Start of SOURCE RECORDS

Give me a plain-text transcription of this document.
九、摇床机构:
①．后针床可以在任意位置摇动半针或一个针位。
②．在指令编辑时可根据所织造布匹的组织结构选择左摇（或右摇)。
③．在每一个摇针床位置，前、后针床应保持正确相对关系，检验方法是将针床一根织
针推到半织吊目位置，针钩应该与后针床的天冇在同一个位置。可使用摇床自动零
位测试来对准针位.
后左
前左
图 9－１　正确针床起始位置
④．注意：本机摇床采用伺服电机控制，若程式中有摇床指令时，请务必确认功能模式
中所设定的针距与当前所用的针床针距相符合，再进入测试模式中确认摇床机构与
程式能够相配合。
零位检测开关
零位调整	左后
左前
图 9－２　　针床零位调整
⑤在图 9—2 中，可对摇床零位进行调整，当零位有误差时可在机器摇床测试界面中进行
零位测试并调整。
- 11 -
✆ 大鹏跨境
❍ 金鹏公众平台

End of SOURCE RECORDS

REQUIREMENT:
Write out every entry above, word for word.

ANSWER IN FULL:
Give me a plain-text transcription of this document.
九、摇床机构:
①．后针床可以在任意位置摇动半针或一个针位。
②．在指令编辑时可根据所织造布匹的组织结构选择左摇（或右摇)。
③．在每一个摇针床位置，前、后针床应保持正确相对关系，检验方法是将针床一根织
针推到半织吊目位置，针钩应该与后针床的天冇在同一个位置。可使用摇床自动零
位测试来对准针位.
后左
前左
图 9－１　正确针床起始位置
④．注意：本机摇床采用伺服电机控制，若程式中有摇床指令时，请务必确认功能模式
中所设定的针距与当前所用的针床针距相符合，再进入测试模式中确认摇床机构与
程式能够相配合。
零位检测开关
零位调整	左后
左前
图 9－２　　针床零位调整
⑤在图 9—2 中，可对摇床零位进行调整，当零位有误差时可在机器摇床测试界面中进行
零位测试并调整。
- 11 -
✆ 大鹏跨境
❍ 金鹏公众平台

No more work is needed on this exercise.